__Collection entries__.
# # #
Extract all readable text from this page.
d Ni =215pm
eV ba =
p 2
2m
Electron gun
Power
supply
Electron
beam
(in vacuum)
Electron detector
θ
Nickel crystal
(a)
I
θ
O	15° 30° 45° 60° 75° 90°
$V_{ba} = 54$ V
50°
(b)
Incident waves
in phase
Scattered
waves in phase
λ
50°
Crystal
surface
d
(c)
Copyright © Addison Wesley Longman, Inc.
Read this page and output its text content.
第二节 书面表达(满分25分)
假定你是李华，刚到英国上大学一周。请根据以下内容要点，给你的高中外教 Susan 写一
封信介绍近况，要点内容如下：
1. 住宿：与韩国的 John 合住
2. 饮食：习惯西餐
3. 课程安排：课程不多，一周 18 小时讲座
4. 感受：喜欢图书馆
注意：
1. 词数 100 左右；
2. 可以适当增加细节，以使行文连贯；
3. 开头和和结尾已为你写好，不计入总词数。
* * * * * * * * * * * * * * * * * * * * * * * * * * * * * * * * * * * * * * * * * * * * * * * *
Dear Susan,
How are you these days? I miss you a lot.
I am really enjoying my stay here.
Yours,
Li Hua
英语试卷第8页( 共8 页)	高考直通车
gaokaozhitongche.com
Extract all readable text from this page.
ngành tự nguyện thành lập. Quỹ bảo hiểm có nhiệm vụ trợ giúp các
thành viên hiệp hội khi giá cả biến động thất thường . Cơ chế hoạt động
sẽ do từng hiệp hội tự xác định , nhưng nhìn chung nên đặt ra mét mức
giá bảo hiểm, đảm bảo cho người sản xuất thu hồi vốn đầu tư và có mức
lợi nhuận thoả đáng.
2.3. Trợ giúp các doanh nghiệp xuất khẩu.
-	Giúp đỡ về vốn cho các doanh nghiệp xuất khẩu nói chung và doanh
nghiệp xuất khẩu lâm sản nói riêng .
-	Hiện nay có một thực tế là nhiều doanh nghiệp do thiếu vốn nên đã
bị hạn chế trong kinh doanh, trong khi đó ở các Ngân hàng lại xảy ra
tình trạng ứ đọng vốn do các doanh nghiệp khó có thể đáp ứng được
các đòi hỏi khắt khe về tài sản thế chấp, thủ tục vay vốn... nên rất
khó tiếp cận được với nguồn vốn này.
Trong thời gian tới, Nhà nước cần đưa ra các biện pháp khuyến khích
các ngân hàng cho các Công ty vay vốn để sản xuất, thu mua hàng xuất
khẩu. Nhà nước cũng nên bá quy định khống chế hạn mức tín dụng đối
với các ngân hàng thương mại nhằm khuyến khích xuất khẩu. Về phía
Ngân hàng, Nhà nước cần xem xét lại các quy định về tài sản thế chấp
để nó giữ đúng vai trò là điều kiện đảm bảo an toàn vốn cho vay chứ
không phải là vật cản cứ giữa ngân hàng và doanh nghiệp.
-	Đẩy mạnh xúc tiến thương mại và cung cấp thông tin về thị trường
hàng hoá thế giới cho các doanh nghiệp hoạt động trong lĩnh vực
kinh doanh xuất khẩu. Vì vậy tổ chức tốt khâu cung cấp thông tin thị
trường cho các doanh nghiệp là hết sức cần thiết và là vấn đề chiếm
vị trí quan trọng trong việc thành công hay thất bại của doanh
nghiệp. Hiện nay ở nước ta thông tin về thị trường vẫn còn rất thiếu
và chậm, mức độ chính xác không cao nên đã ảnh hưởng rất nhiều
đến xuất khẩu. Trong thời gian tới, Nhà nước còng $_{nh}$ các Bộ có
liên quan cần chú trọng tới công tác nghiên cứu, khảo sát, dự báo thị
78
# # #
Take the records above and return them exactly as written.

__Task result__.
Extract all readable text from this page.
d Ni =215pm
eV ba =
p 2
2m
Electron gun
Power
supply
Electron
beam
(in vacuum)
Electron detector
θ
Nickel crystal
(a)
I
θ
O	15° 30° 45° 60° 75° 90°
$V_{ba} = 54$ V
50°
(b)
Incident waves
in phase
Scattered
waves in phase
λ
50°
Crystal
surface
d
(c)
Copyright © Addison Wesley Longman, Inc.
Read this page and output its text content.
第二节 书面表达(满分25分)
假定你是李华，刚到英国上大学一周。请根据以下内容要点，给你的高中外教 Susan 写一
封信介绍近况，要点内容如下：
1. 住宿：与韩国的 John 合住
2. 饮食：习惯西餐
3. 课程安排：课程不多，一周 18 小时讲座
4. 感受：喜欢图书馆
注意：
1. 词数 100 左右；
2. 可以适当增加细节，以使行文连贯；
3. 开头和和结尾已为你写好，不计入总词数。
* * * * * * * * * * * * * * * * * * * * * * * * * * * * * * * * * * * * * * * * * * * * * * * *
Dear Susan,
How are you these days? I miss you a lot.
I am really enjoying my stay here.
Yours,
Li Hua
英语试卷第8页( 共8 页)	高考直通车
gaokaozhitongche.com
Extract all readable text from this page.
ngành tự nguyện thành lập. Quỹ bảo hiểm có nhiệm vụ trợ giúp các
thành viên hiệp hội khi giá cả biến động thất thường . Cơ chế hoạt động
sẽ do từng hiệp hội tự xác định , nhưng nhìn chung nên đặt ra mét mức
giá bảo hiểm, đảm bảo cho người sản xuất thu hồi vốn đầu tư và có mức
lợi nhuận thoả đáng.
2.3. Trợ giúp các doanh nghiệp xuất khẩu.
-	Giúp đỡ về vốn cho các doanh nghiệp xuất khẩu nói chung và doanh
nghiệp xuất khẩu lâm sản nói riêng .
-	Hiện nay có một thực tế là nhiều doanh nghiệp do thiếu vốn nên đã
bị hạn chế trong kinh doanh, trong khi đó ở các Ngân hàng lại xảy ra
tình trạng ứ đọng vốn do các doanh nghiệp khó có thể đáp ứng được
các đòi hỏi khắt khe về tài sản thế chấp, thủ tục vay vốn... nên rất
khó tiếp cận được với nguồn vốn này.
Trong thời gian tới, Nhà nước cần đưa ra các biện pháp khuyến khích
các ngân hàng cho các Công ty vay vốn để sản xuất, thu mua hàng xuất
khẩu. Nhà nước cũng nên bá quy định khống chế hạn mức tín dụng đối
với các ngân hàng thương mại nhằm khuyến khích xuất khẩu. Về phía
Ngân hàng, Nhà nước cần xem xét lại các quy định về tài sản thế chấp
để nó giữ đúng vai trò là điều kiện đảm bảo an toàn vốn cho vay chứ
không phải là vật cản cứ giữa ngân hàng và doanh nghiệp.
-	Đẩy mạnh xúc tiến thương mại và cung cấp thông tin về thị trường
hàng hoá thế giới cho các doanh nghiệp hoạt động trong lĩnh vực
kinh doanh xuất khẩu. Vì vậy tổ chức tốt khâu cung cấp thông tin thị
trường cho các doanh nghiệp là hết sức cần thiết và là vấn đề chiếm
vị trí quan trọng trong việc thành công hay thất bại của doanh
nghiệp. Hiện nay ở nước ta thông tin về thị trường vẫn còn rất thiếu
và chậm, mức độ chính xác không cao nên đã ảnh hưởng rất nhiều
đến xuất khẩu. Trong thời gian tới, Nhà nước còng $_{nh}$ các Bộ có
liên quan cần chú trọng tới công tác nghiên cứu, khảo sát, dự báo thị
78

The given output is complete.